**REQUEST**. Omit every picture and write out the rest of the records exactly.

[Data records]
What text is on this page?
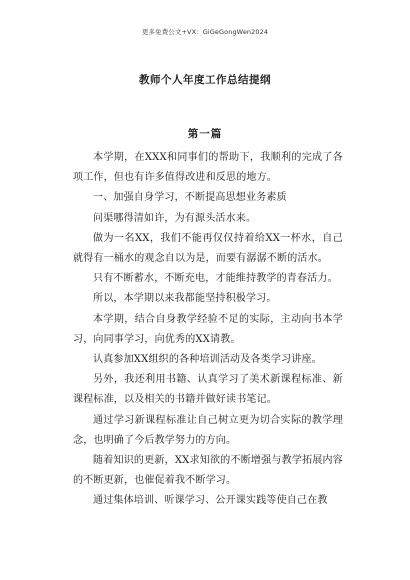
更多免费公文+VX：GiGeGongWen2024
教师个人年度工作总结提纲
第一篇

本学期，在XXX和同事们的帮助下，我顺利的完成了各项工作，但也有许多值得改进和反思的地方。

一、加强自身学习，不断提高思想业务素质

问渠哪得清如许，为有源头活水来。

做为一名XX，我们不能再仅仅持着给XX一杯水，自己就得有一桶水的观念自以为是，而要有潺潺不断的活水。

只有不断蓄水，不断充电，才能维持教学的青春活力。

所以，本学期以来我都能坚持积极学习。

本学期，结合自身教学经验不足的实际，主动向书本学习，向同事学习，向优秀的XX请教。

认真参加XX组织的各种培训活动及各类学习讲座。

另外，我还利用书籍、认真学习了美术新课程标准、新课程标准，以及相关的书籍并做好读书笔记。

通过学习新课程标准让自己树立更为切合实际的教学理念，也明确了今后教学努力的方向。

随着知识的更新，XX求知欲的不断增强与教学拓展内容的不断更新，也催促着我不断学习。

通过集体培训、听课学习、公开课实践等使自己在教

**OUTPUT FOR THIS TASK**.
What text is on this page?
更多免费公文+VX：GiGeGongWen2024
教师个人年度工作总结提纲
第一篇

本学期，在XXX和同事们的帮助下，我顺利的完成了各项工作，但也有许多值得改进和反思的地方。

一、加强自身学习，不断提高思想业务素质

问渠哪得清如许，为有源头活水来。

做为一名XX，我们不能再仅仅持着给XX一杯水，自己就得有一桶水的观念自以为是，而要有潺潺不断的活水。

只有不断蓄水，不断充电，才能维持教学的青春活力。

所以，本学期以来我都能坚持积极学习。

本学期，结合自身教学经验不足的实际，主动向书本学习，向同事学习，向优秀的XX请教。

认真参加XX组织的各种培训活动及各类学习讲座。

另外，我还利用书籍、认真学习了美术新课程标准、新课程标准，以及相关的书籍并做好读书笔记。

通过学习新课程标准让自己树立更为切合实际的教学理念，也明确了今后教学努力的方向。

随着知识的更新，XX求知欲的不断增强与教学拓展内容的不断更新，也催促着我不断学习。

通过集体培训、听课学习、公开课实践等使自己在教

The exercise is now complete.